→ Directions for this task
Among the following entries, count the lines that contain "series" and report only the result.

→ Entries
————
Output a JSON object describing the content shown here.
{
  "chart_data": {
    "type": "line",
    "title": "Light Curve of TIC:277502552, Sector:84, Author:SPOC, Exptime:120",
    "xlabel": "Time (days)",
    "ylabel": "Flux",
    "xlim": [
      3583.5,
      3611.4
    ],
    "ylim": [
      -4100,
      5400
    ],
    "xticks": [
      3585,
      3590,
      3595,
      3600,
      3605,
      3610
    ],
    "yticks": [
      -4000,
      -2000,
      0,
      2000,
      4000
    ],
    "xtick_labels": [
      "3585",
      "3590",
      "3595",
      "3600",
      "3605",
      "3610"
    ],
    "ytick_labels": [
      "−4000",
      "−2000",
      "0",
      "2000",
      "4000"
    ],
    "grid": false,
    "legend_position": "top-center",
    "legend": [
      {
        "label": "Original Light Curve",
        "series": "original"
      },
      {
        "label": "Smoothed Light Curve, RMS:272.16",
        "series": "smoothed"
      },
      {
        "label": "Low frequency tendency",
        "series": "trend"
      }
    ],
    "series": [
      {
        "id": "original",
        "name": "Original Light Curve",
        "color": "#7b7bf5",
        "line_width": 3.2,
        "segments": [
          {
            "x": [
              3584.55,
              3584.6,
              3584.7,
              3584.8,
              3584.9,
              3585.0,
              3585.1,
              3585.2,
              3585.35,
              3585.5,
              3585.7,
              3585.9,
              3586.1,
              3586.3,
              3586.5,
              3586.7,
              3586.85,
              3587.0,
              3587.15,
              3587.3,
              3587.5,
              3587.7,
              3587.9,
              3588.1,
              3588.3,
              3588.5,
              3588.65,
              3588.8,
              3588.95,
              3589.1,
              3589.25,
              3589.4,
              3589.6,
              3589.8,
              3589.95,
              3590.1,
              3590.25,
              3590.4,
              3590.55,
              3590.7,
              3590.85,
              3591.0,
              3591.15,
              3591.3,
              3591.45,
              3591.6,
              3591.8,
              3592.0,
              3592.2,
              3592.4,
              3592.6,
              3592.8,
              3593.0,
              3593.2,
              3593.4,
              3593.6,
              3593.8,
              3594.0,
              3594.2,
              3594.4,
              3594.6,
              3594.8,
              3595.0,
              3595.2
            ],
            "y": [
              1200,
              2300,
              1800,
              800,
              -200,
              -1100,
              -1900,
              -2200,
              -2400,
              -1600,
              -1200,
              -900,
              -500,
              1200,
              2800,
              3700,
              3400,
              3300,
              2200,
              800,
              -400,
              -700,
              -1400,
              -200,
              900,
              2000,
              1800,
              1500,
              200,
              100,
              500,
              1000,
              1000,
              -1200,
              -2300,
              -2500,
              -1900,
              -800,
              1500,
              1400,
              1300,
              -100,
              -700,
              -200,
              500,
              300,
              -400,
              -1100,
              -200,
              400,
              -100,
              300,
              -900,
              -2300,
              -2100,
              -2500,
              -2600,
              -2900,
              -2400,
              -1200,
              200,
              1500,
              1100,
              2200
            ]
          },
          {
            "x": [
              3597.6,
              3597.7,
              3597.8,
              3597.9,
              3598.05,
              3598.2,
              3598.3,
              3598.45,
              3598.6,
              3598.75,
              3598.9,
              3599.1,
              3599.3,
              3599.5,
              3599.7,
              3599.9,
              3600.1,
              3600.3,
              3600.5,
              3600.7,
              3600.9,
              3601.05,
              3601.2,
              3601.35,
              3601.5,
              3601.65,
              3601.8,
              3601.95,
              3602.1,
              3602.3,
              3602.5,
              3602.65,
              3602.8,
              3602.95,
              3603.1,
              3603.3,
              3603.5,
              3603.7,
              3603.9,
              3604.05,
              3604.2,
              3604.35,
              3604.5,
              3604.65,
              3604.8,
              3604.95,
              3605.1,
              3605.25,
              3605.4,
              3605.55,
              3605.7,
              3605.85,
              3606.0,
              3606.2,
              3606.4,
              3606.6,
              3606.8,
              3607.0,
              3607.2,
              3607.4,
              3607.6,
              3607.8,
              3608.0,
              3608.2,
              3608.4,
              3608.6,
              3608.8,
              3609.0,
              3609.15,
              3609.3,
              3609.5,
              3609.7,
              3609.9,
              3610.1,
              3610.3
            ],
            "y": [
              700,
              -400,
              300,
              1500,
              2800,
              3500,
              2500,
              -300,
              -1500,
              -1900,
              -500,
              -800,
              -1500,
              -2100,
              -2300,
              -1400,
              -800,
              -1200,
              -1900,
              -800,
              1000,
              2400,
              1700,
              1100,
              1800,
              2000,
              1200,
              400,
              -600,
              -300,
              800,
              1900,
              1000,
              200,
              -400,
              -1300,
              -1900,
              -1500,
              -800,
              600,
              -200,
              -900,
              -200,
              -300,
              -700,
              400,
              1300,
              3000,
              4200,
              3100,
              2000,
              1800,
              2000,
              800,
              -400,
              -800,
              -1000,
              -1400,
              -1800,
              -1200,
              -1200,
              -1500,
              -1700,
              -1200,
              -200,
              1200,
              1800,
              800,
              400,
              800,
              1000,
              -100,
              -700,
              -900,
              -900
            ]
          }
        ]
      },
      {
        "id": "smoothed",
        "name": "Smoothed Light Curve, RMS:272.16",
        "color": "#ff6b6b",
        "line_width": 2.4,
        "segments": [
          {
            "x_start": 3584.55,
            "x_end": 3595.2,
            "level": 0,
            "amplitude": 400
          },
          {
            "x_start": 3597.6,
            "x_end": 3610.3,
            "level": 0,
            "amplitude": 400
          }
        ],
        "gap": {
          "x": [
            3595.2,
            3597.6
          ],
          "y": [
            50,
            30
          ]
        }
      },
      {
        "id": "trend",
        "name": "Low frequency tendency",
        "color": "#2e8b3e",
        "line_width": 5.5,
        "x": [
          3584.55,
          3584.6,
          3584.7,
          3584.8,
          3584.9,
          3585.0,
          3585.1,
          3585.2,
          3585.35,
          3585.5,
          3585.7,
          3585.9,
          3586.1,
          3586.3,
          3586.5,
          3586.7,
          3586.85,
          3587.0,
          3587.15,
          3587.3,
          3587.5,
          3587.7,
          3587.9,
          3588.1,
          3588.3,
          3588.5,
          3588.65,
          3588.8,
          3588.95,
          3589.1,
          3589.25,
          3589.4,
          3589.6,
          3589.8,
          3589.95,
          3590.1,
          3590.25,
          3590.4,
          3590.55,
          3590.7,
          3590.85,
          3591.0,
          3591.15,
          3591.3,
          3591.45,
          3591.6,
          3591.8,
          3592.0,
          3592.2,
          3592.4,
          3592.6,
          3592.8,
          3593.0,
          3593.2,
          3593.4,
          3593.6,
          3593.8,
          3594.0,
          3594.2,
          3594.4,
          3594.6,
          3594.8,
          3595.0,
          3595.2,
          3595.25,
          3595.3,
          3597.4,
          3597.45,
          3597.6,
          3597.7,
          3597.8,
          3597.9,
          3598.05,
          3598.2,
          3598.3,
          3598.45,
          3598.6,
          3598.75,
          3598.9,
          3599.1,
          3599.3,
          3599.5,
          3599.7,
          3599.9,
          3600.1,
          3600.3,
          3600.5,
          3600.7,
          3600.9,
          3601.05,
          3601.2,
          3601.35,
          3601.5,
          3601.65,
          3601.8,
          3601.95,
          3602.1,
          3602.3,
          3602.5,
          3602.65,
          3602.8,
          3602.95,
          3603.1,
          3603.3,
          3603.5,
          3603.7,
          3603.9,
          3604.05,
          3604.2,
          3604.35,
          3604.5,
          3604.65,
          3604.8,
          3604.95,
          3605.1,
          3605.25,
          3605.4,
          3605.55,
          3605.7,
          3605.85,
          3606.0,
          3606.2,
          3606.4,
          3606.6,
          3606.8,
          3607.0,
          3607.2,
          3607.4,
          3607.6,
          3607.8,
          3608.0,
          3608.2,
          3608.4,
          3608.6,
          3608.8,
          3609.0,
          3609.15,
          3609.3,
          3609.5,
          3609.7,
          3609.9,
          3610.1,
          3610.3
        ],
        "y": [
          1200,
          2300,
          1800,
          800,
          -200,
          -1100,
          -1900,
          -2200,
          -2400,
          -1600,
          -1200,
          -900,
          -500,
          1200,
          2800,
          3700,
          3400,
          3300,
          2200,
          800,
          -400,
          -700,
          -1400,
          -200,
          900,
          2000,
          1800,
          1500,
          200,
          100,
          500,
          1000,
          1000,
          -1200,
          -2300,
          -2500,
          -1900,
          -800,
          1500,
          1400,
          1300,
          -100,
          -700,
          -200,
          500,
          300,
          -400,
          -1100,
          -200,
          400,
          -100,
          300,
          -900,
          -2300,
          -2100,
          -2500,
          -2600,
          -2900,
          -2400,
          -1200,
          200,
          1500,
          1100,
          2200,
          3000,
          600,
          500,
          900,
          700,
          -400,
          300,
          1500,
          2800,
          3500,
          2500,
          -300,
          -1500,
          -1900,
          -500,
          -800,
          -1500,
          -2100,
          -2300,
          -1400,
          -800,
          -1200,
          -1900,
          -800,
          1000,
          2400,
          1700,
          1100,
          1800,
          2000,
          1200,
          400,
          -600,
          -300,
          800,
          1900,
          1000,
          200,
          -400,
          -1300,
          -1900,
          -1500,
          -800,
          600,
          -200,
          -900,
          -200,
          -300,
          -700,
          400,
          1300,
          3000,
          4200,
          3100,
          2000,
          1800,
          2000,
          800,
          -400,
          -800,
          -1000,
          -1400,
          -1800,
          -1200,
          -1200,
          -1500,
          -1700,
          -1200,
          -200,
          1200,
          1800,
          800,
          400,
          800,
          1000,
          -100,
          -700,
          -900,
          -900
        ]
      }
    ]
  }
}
————
→ Correct response
4